• [RECORDS SUPPLIED]:
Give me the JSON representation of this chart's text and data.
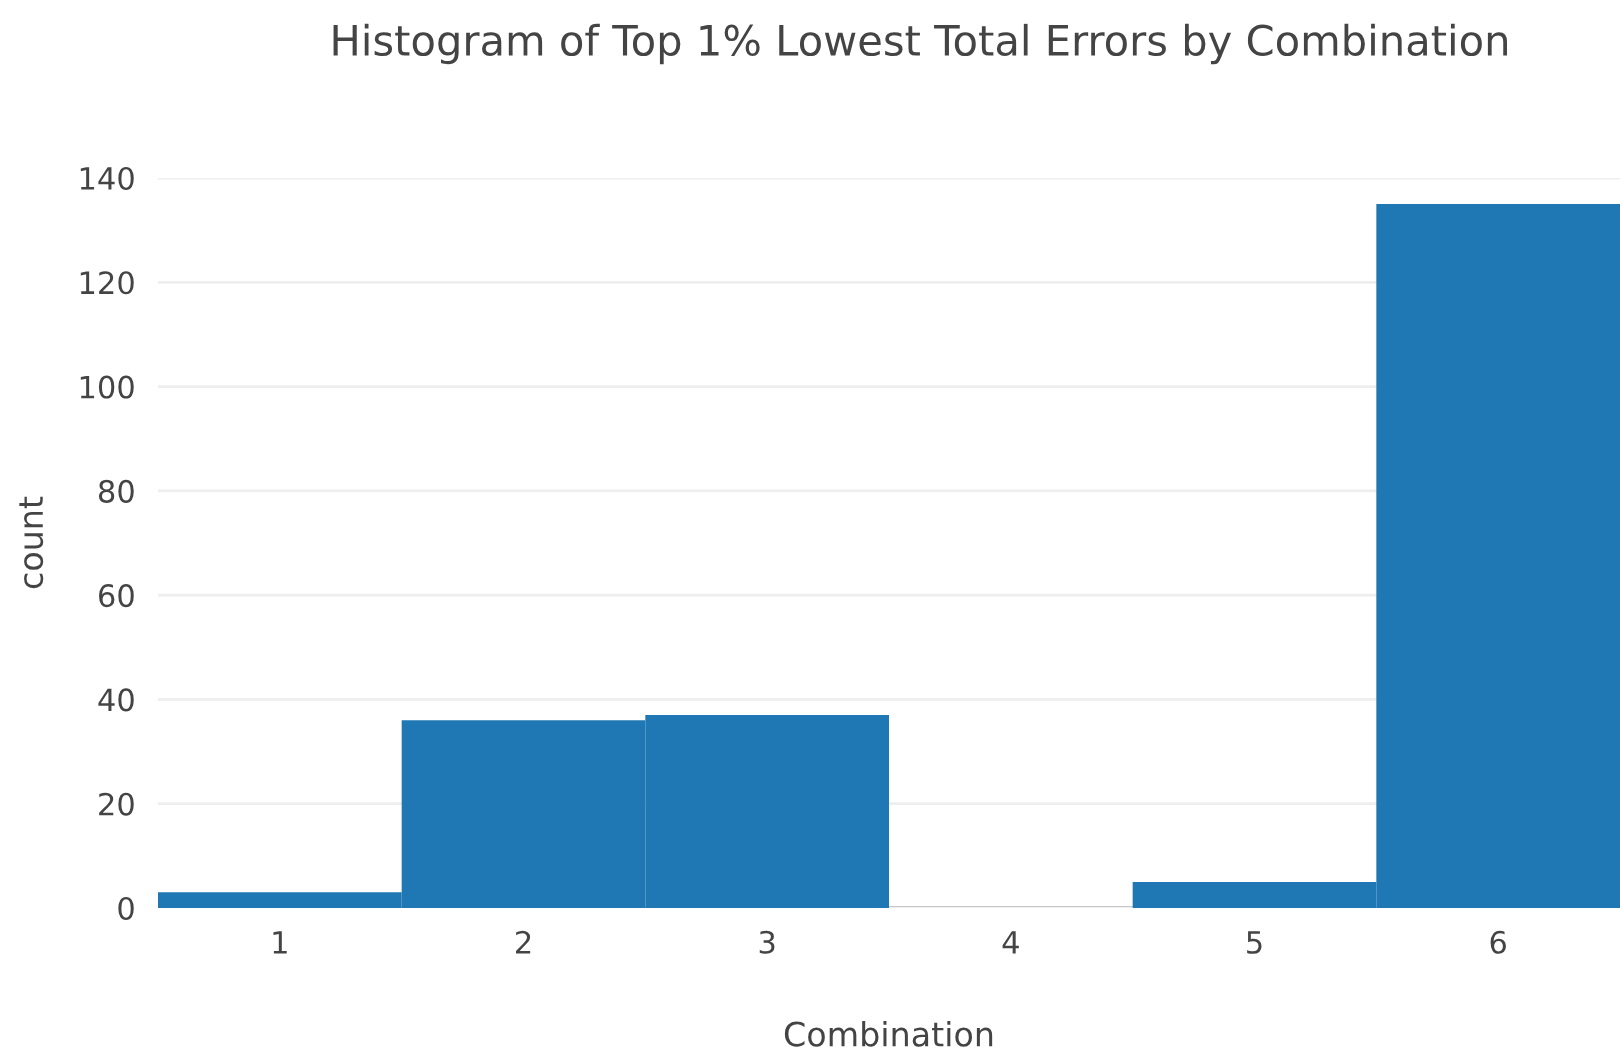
{
  "chart_data": {
    "type": "histogram",
    "title": "Histogram of Top 1% Lowest Total Errors by Combination",
    "xlabel": "Combination",
    "ylabel": "count",
    "bins": [
      0.5,
      1.5,
      2.5,
      3.5,
      4.5,
      5.5,
      6.5
    ],
    "values": [
      3,
      36,
      37,
      0,
      5,
      135
    ],
    "color": "#1f77b4",
    "xlim": [
      0.5,
      6.5
    ],
    "xticks": [
      1,
      2,
      3,
      4,
      5,
      6
    ],
    "ylim": [
      0,
      140
    ],
    "yticks": [
      0,
      20,
      40,
      60,
      80,
      100,
      120,
      140
    ],
    "grid": "y"
  }
}
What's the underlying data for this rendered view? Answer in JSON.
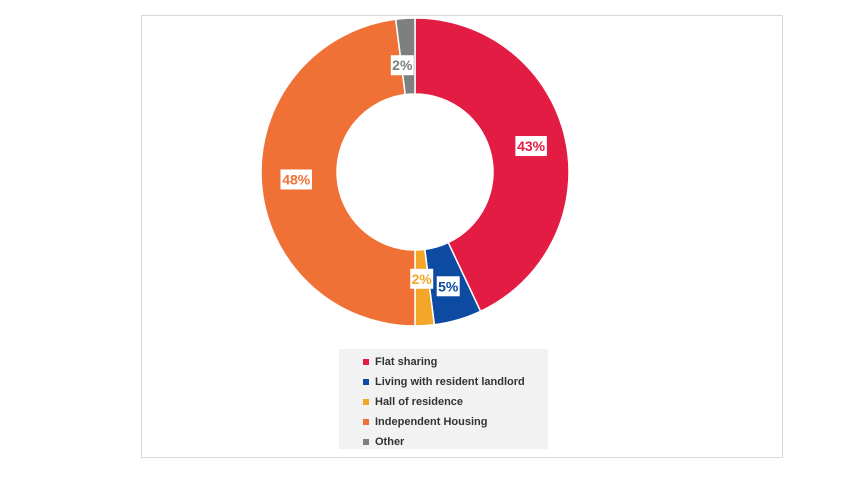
{
  "chart_data": {
    "type": "pie",
    "donut": true,
    "title": "",
    "categories": [
      "Flat sharing",
      "Living with resident landlord",
      "Hall of residence",
      "Independent Housing",
      "Other"
    ],
    "values": [
      43,
      5,
      2,
      48,
      2
    ],
    "data_labels": [
      "43%",
      "5%",
      "2%",
      "48%",
      "2%"
    ],
    "colors": [
      "#e31c44",
      "#0d4aa2",
      "#f4a62a",
      "#f07135",
      "#7f7f7f"
    ],
    "start_angle_deg": 0,
    "direction": "clockwise",
    "legend_position": "bottom"
  }
}
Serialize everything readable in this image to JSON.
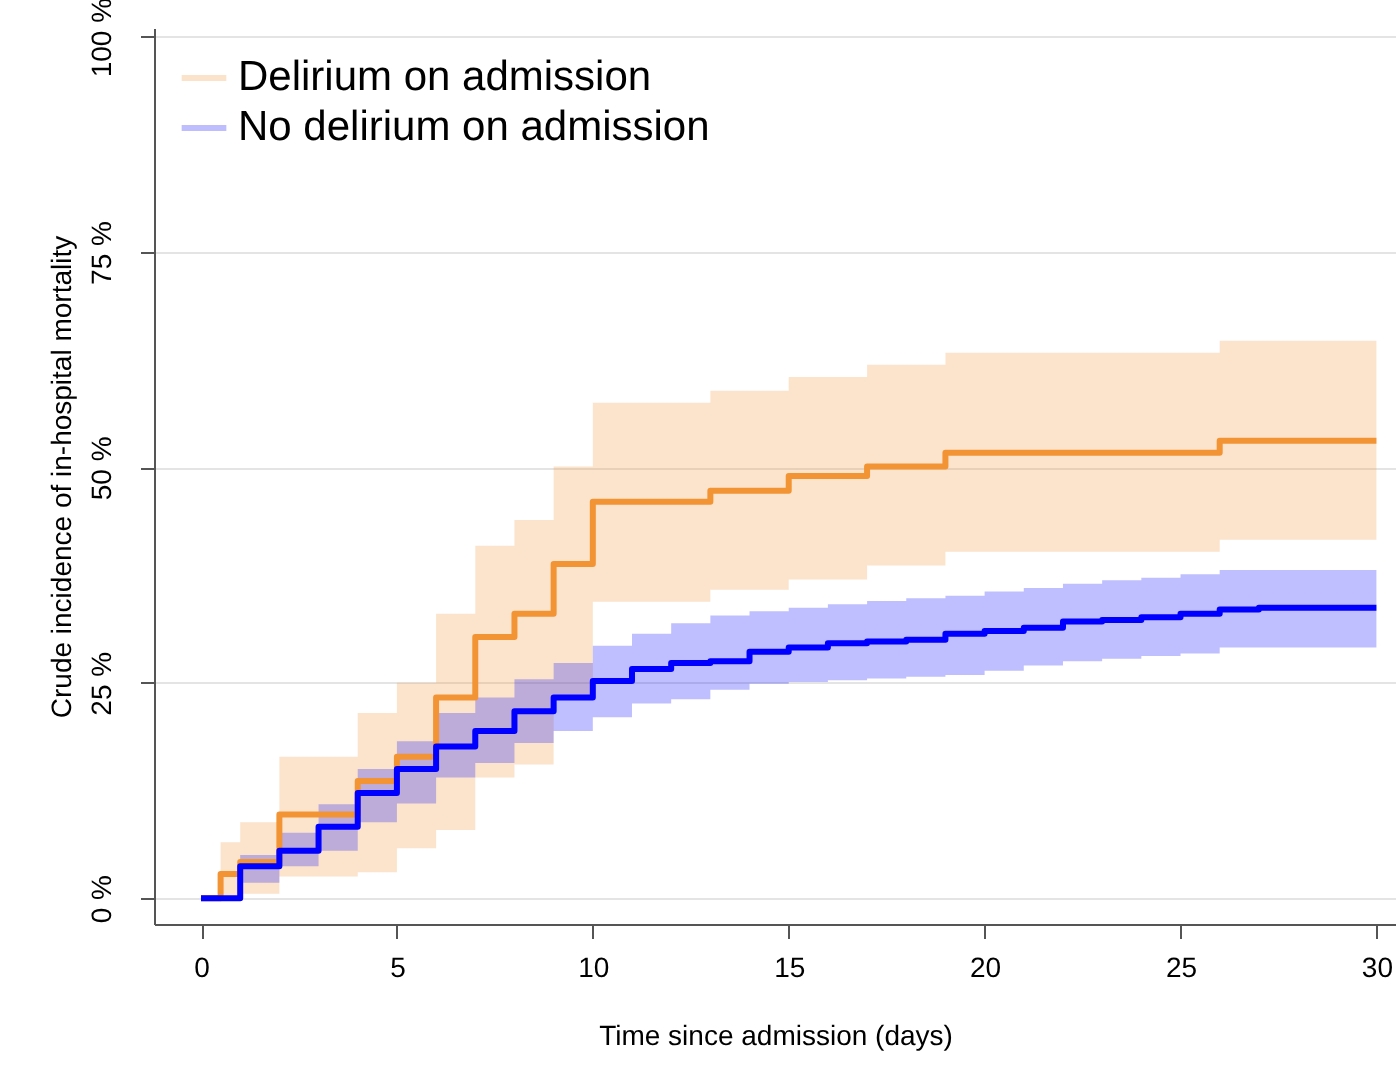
{
  "chart_data": {
    "type": "step",
    "xlabel": "Time since admission (days)",
    "ylabel": "Crude incidence of in-hospital mortality",
    "series": [
      {
        "name": "Delirium on admission",
        "color": "#f39434",
        "x": [
          0,
          0.5,
          1,
          2,
          4,
          5,
          6,
          7,
          8,
          9,
          10,
          13,
          15,
          17,
          19,
          26,
          30
        ],
        "values": [
          0,
          2.8,
          4.2,
          9.7,
          13.6,
          16.4,
          23.3,
          30.3,
          33,
          38.8,
          46,
          47.3,
          49,
          50.1,
          51.7,
          53.1,
          53.1
        ],
        "lower": [
          null,
          0,
          0.5,
          2.5,
          3,
          5.8,
          7.9,
          14,
          15.5,
          23.3,
          34.4,
          35.8,
          37,
          38.6,
          40.2,
          41.6,
          41.6
        ],
        "upper": [
          null,
          6.5,
          8.8,
          16.4,
          21.5,
          25,
          33,
          40.9,
          43.9,
          50.1,
          57.5,
          58.9,
          60.5,
          61.9,
          63.3,
          64.7,
          64.7
        ]
      },
      {
        "name": "No delirium on admission",
        "color": "#0000ff",
        "x": [
          0,
          1,
          2,
          3,
          4,
          5,
          6,
          7,
          8,
          9,
          10,
          11,
          12,
          13,
          14,
          15,
          16,
          17,
          18,
          19,
          20,
          21,
          22,
          23,
          24,
          25,
          26,
          27,
          30
        ],
        "values": [
          0,
          3.7,
          5.5,
          8.3,
          12.2,
          15,
          17.6,
          19.4,
          21.7,
          23.3,
          25.2,
          26.6,
          27.3,
          27.5,
          28.6,
          29.1,
          29.6,
          29.8,
          30,
          30.7,
          31,
          31.4,
          32.1,
          32.3,
          32.6,
          33,
          33.5,
          33.7,
          33.7
        ],
        "lower": [
          null,
          1.8,
          3.7,
          5.5,
          8.8,
          11,
          14,
          15.7,
          18,
          19.4,
          21,
          22.6,
          23.1,
          24.2,
          24.9,
          25.1,
          25.3,
          25.5,
          25.7,
          25.9,
          26.4,
          27,
          27.5,
          27.8,
          28.1,
          28.4,
          29.1,
          29.1,
          29.1
        ],
        "upper": [
          null,
          5,
          7.6,
          10.9,
          15,
          18.2,
          21.5,
          23.3,
          25.4,
          27.3,
          29.3,
          30.7,
          31.9,
          32.8,
          33.3,
          33.7,
          34.1,
          34.5,
          34.8,
          35.1,
          35.6,
          36,
          36.5,
          36.9,
          37.2,
          37.6,
          38.1,
          38.1,
          38.1
        ]
      }
    ],
    "xlim": [
      -1.2,
      30.5
    ],
    "ylim": [
      -3,
      101
    ],
    "xticks": [
      0,
      5,
      10,
      15,
      20,
      25,
      30
    ],
    "yticks": [
      {
        "value": 0,
        "label": "0 %"
      },
      {
        "value": 25,
        "label": "25 %"
      },
      {
        "value": 50,
        "label": "50 %"
      },
      {
        "value": 75,
        "label": "75 %"
      },
      {
        "value": 100,
        "label": "100 %"
      }
    ],
    "grid": "y",
    "legend": "top left"
  }
}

• [JOB]:
Copy out all of the material exactly as written, without its pictures.

• [RESPONSE FOR THIS EXERCISE]:
Give me the JSON representation of this chart's text and data.
{
  "chart_data": {
    "type": "histogram",
    "title": "Histogram of Top 1% Lowest Total Errors by Combination",
    "xlabel": "Combination",
    "ylabel": "count",
    "bins": [
      0.5,
      1.5,
      2.5,
      3.5,
      4.5,
      5.5,
      6.5
    ],
    "values": [
      3,
      36,
      37,
      0,
      5,
      135
    ],
    "color": "#1f77b4",
    "xlim": [
      0.5,
      6.5
    ],
    "xticks": [
      1,
      2,
      3,
      4,
      5,
      6
    ],
    "ylim": [
      0,
      140
    ],
    "yticks": [
      0,
      20,
      40,
      60,
      80,
      100,
      120,
      140
    ],
    "grid": "y"
  }
}
What's the underlying data for this rendered view? Answer in JSON.
{
  "chart_data": {
    "type": "pie",
    "donut": true,
    "title": "",
    "categories": [
      "Flat sharing",
      "Living with resident landlord",
      "Hall of residence",
      "Independent Housing",
      "Other"
    ],
    "values": [
      43,
      5,
      2,
      48,
      2
    ],
    "data_labels": [
      "43%",
      "5%",
      "2%",
      "48%",
      "2%"
    ],
    "colors": [
      "#e31c44",
      "#0d4aa2",
      "#f4a62a",
      "#f07135",
      "#7f7f7f"
    ],
    "start_angle_deg": 0,
    "direction": "clockwise",
    "legend_position": "bottom"
  }
}
Serialize everything readable in this image to JSON.
{
  "chart_data": {
    "type": "step",
    "xlabel": "Time since admission (days)",
    "ylabel": "Crude incidence of in-hospital mortality",
    "series": [
      {
        "name": "Delirium on admission",
        "color": "#f39434",
        "x": [
          0,
          0.5,
          1,
          2,
          4,
          5,
          6,
          7,
          8,
          9,
          10,
          13,
          15,
          17,
          19,
          26,
          30
        ],
        "values": [
          0,
          2.8,
          4.2,
          9.7,
          13.6,
          16.4,
          23.3,
          30.3,
          33,
          38.8,
          46,
          47.3,
          49,
          50.1,
          51.7,
          53.1,
          53.1
        ],
        "lower": [
          null,
          0,
          0.5,
          2.5,
          3,
          5.8,
          7.9,
          14,
          15.5,
          23.3,
          34.4,
          35.8,
          37,
          38.6,
          40.2,
          41.6,
          41.6
        ],
        "upper": [
          null,
          6.5,
          8.8,
          16.4,
          21.5,
          25,
          33,
          40.9,
          43.9,
          50.1,
          57.5,
          58.9,
          60.5,
          61.9,
          63.3,
          64.7,
          64.7
        ]
      },
      {
        "name": "No delirium on admission",
        "color": "#0000ff",
        "x": [
          0,
          1,
          2,
          3,
          4,
          5,
          6,
          7,
          8,
          9,
          10,
          11,
          12,
          13,
          14,
          15,
          16,
          17,
          18,
          19,
          20,
          21,
          22,
          23,
          24,
          25,
          26,
          27,
          30
        ],
        "values": [
          0,
          3.7,
          5.5,
          8.3,
          12.2,
          15,
          17.6,
          19.4,
          21.7,
          23.3,
          25.2,
          26.6,
          27.3,
          27.5,
          28.6,
          29.1,
          29.6,
          29.8,
          30,
          30.7,
          31,
          31.4,
          32.1,
          32.3,
          32.6,
          33,
          33.5,
          33.7,
          33.7
        ],
        "lower": [
          null,
          1.8,
          3.7,
          5.5,
          8.8,
          11,
          14,
          15.7,
          18,
          19.4,
          21,
          22.6,
          23.1,
          24.2,
          24.9,
          25.1,
          25.3,
          25.5,
          25.7,
          25.9,
          26.4,
          27,
          27.5,
          27.8,
          28.1,
          28.4,
          29.1,
          29.1,
          29.1
        ],
        "upper": [
          null,
          5,
          7.6,
          10.9,
          15,
          18.2,
          21.5,
          23.3,
          25.4,
          27.3,
          29.3,
          30.7,
          31.9,
          32.8,
          33.3,
          33.7,
          34.1,
          34.5,
          34.8,
          35.1,
          35.6,
          36,
          36.5,
          36.9,
          37.2,
          37.6,
          38.1,
          38.1,
          38.1
        ]
      }
    ],
    "xlim": [
      -1.2,
      30.5
    ],
    "ylim": [
      -3,
      101
    ],
    "xticks": [
      0,
      5,
      10,
      15,
      20,
      25,
      30
    ],
    "yticks": [
      {
        "value": 0,
        "label": "0 %"
      },
      {
        "value": 25,
        "label": "25 %"
      },
      {
        "value": 50,
        "label": "50 %"
      },
      {
        "value": 75,
        "label": "75 %"
      },
      {
        "value": 100,
        "label": "100 %"
      }
    ],
    "grid": "y",
    "legend": "top left"
  }
}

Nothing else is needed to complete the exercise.